→ Short task
Quote the records in full and leave their pictures out.

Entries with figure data
┌──

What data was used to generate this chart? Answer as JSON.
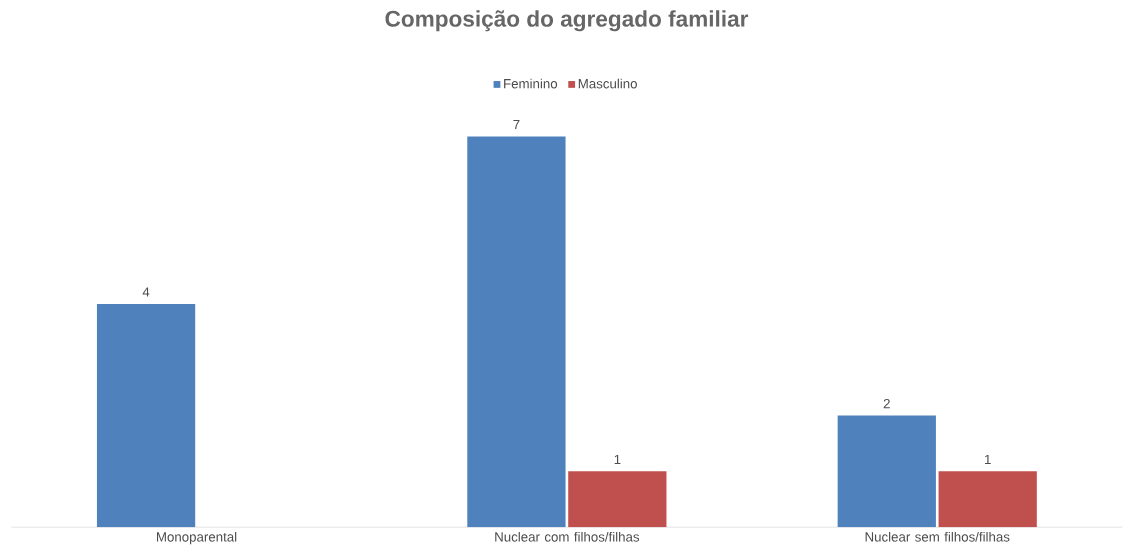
{
  "chart_data": {
    "type": "bar",
    "title": "Composição do agregado familiar",
    "categories": [
      "Monoparental",
      "Nuclear com filhos/filhas",
      "Nuclear sem filhos/filhas"
    ],
    "series": [
      {
        "name": "Feminino",
        "color": "#4f81bd",
        "values": [
          4,
          7,
          2
        ]
      },
      {
        "name": "Masculino",
        "color": "#c0504d",
        "values": [
          null,
          1,
          1
        ]
      }
    ],
    "data_labels": true,
    "legend": "top"
  }
}
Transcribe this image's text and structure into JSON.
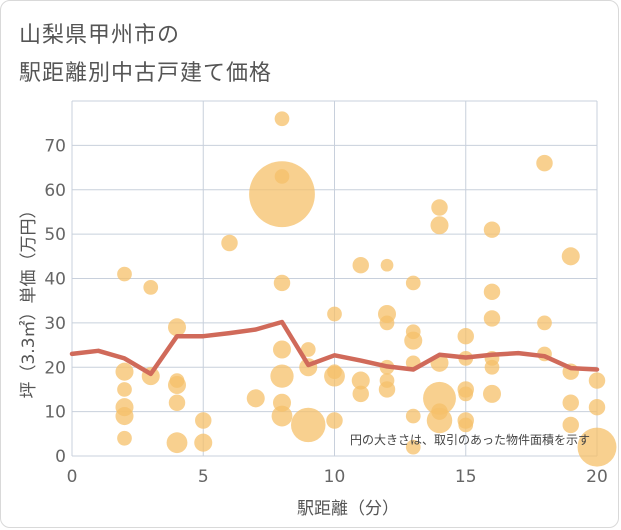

└──

→ Answer to the task
What data was used to generate this chart? Answer as JSON.
{
  "chart_data": {
    "type": "bar",
    "title": "Composição do agregado familiar",
    "categories": [
      "Monoparental",
      "Nuclear com filhos/filhas",
      "Nuclear sem filhos/filhas"
    ],
    "series": [
      {
        "name": "Feminino",
        "color": "#4f81bd",
        "values": [
          4,
          7,
          2
        ]
      },
      {
        "name": "Masculino",
        "color": "#c0504d",
        "values": [
          null,
          1,
          1
        ]
      }
    ],
    "data_labels": true,
    "legend": "top"
  }
}
Transcribe this image's text and structure into JSON.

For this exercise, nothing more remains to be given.